BEGIN Data section

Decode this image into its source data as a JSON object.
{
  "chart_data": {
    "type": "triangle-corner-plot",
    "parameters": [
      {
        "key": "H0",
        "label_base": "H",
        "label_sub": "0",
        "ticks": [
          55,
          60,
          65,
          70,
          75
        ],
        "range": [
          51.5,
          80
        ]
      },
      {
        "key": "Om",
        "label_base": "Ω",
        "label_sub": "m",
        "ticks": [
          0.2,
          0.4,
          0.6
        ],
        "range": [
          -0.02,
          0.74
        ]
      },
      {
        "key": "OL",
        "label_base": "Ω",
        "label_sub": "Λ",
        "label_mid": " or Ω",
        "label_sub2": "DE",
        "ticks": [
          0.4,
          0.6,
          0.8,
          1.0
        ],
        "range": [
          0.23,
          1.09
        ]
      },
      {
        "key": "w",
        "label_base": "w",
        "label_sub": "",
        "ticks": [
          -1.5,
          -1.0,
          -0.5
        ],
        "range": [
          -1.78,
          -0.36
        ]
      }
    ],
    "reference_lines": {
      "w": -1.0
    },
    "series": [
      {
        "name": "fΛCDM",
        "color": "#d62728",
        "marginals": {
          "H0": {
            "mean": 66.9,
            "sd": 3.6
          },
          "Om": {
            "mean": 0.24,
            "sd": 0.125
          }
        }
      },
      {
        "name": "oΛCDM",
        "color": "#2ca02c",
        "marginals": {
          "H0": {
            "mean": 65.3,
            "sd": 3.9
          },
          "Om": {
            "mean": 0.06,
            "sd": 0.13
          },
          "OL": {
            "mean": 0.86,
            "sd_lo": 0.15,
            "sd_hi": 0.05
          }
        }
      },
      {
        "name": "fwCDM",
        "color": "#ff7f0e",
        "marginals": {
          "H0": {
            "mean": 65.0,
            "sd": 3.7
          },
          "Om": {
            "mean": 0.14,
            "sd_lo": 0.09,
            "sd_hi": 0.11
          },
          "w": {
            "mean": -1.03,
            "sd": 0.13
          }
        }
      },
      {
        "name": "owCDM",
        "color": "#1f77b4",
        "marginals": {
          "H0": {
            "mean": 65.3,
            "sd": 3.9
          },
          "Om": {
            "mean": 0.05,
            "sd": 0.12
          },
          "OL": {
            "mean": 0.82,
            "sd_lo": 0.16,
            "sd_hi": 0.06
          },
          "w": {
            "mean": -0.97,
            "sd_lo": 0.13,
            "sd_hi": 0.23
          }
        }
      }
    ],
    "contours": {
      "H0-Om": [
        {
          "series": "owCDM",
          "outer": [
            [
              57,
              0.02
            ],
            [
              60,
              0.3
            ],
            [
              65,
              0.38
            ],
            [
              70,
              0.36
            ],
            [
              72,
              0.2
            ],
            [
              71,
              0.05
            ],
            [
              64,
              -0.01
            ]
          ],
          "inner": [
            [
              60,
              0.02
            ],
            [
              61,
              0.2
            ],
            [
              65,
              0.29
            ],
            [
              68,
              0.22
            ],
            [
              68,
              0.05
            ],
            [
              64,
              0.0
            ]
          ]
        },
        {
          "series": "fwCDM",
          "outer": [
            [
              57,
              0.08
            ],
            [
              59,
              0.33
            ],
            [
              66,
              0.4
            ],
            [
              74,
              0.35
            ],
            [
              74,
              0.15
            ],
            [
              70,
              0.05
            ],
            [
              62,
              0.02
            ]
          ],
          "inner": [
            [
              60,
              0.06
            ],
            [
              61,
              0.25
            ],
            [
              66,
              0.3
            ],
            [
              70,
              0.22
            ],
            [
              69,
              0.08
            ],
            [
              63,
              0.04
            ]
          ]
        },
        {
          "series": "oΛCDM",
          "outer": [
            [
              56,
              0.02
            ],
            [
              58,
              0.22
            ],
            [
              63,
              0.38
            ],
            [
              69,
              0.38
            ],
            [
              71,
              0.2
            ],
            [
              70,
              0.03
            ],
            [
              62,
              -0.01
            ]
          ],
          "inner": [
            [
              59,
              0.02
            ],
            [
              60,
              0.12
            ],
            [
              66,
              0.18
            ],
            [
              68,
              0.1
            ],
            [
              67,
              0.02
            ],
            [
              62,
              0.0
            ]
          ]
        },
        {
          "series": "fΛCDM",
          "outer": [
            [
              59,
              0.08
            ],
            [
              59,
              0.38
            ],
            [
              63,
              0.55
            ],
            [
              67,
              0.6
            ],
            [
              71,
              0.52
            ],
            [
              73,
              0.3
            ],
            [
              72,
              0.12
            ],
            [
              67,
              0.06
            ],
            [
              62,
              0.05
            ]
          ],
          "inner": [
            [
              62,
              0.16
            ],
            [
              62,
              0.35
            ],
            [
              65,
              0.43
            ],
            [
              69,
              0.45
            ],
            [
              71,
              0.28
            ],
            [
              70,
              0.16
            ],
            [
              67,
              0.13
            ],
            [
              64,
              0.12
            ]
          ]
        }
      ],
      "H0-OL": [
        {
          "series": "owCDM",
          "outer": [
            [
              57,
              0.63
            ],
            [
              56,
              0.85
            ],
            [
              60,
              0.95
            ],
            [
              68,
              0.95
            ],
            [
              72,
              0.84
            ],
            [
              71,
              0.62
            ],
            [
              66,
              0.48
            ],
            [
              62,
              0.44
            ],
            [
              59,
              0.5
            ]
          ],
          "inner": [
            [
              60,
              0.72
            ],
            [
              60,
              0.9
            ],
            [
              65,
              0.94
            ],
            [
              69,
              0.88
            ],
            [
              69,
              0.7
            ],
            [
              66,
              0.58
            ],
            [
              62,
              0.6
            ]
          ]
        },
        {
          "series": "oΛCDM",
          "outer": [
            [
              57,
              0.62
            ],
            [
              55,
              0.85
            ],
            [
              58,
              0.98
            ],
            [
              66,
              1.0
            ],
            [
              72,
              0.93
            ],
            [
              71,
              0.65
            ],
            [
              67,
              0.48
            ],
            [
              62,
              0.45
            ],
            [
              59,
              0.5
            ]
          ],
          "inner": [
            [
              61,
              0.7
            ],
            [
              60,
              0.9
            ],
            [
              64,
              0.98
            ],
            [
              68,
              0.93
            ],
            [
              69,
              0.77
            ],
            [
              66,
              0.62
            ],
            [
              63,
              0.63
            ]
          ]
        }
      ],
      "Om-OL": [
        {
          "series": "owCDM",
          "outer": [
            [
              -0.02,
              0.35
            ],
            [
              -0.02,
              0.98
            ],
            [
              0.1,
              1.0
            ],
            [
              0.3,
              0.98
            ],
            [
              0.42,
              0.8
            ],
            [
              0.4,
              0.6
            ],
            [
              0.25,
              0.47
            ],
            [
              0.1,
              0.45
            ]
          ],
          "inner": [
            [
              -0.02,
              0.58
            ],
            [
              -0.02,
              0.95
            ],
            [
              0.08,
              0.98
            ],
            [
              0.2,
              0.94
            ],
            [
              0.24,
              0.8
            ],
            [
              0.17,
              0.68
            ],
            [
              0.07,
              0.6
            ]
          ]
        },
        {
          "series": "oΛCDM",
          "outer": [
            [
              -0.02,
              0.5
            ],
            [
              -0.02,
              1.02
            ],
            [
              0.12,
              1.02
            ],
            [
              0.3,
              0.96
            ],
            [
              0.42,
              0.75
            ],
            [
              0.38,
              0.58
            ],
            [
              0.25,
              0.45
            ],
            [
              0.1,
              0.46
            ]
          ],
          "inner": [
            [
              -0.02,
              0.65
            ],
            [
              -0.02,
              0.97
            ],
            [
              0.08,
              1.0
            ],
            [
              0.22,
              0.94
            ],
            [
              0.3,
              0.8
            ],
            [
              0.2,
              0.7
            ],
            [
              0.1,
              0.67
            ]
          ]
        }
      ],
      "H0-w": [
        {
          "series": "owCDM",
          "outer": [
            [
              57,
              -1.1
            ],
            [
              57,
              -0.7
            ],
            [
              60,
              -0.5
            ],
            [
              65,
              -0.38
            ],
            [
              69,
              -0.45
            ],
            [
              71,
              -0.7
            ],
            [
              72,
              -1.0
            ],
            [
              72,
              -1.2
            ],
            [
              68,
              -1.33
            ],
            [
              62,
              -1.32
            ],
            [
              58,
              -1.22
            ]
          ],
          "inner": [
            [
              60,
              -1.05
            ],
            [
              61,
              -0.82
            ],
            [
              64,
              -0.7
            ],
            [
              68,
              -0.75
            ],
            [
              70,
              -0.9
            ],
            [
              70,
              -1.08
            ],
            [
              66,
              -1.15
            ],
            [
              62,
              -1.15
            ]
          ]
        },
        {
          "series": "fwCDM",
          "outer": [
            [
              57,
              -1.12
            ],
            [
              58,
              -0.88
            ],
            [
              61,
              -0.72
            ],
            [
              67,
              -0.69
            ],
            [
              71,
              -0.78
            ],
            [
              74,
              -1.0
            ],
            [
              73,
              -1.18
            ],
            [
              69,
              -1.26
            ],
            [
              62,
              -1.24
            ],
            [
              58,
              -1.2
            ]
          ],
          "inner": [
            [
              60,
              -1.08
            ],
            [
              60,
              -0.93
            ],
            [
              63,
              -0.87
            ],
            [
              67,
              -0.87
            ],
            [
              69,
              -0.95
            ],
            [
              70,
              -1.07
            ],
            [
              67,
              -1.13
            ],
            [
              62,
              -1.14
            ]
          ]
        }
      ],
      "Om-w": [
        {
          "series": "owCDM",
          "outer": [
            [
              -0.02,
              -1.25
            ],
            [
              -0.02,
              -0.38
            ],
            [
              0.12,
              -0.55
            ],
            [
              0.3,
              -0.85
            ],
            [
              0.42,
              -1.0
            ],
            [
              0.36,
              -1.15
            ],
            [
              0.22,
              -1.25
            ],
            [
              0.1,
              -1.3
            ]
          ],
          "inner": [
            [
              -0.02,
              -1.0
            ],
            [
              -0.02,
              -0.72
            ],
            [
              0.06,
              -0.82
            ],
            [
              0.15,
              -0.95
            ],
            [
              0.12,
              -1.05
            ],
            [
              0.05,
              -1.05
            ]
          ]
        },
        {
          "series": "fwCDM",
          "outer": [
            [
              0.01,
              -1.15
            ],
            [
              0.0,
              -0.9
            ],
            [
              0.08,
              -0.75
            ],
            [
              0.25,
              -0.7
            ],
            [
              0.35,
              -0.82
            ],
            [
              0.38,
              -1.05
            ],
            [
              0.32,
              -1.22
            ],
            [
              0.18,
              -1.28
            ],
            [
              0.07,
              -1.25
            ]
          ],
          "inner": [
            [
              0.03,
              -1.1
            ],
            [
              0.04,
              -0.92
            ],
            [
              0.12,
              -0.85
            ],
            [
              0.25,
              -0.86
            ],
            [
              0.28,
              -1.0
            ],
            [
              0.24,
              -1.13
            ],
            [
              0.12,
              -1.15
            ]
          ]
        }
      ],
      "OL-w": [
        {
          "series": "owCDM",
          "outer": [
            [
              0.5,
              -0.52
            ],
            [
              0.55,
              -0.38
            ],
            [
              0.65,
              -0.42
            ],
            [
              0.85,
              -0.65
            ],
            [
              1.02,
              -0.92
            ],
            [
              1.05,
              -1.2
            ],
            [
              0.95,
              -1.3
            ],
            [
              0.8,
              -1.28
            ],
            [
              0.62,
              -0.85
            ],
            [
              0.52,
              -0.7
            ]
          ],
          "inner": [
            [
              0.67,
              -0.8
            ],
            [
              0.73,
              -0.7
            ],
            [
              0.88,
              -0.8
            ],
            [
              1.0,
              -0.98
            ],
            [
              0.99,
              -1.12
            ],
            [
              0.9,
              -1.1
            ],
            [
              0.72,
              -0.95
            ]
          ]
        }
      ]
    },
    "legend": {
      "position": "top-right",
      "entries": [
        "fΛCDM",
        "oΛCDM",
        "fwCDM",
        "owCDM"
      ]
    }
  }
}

END Data section

Task requirements: Reply with one number only: how many lines of the listing hold "name"?

Response for this exercise: 4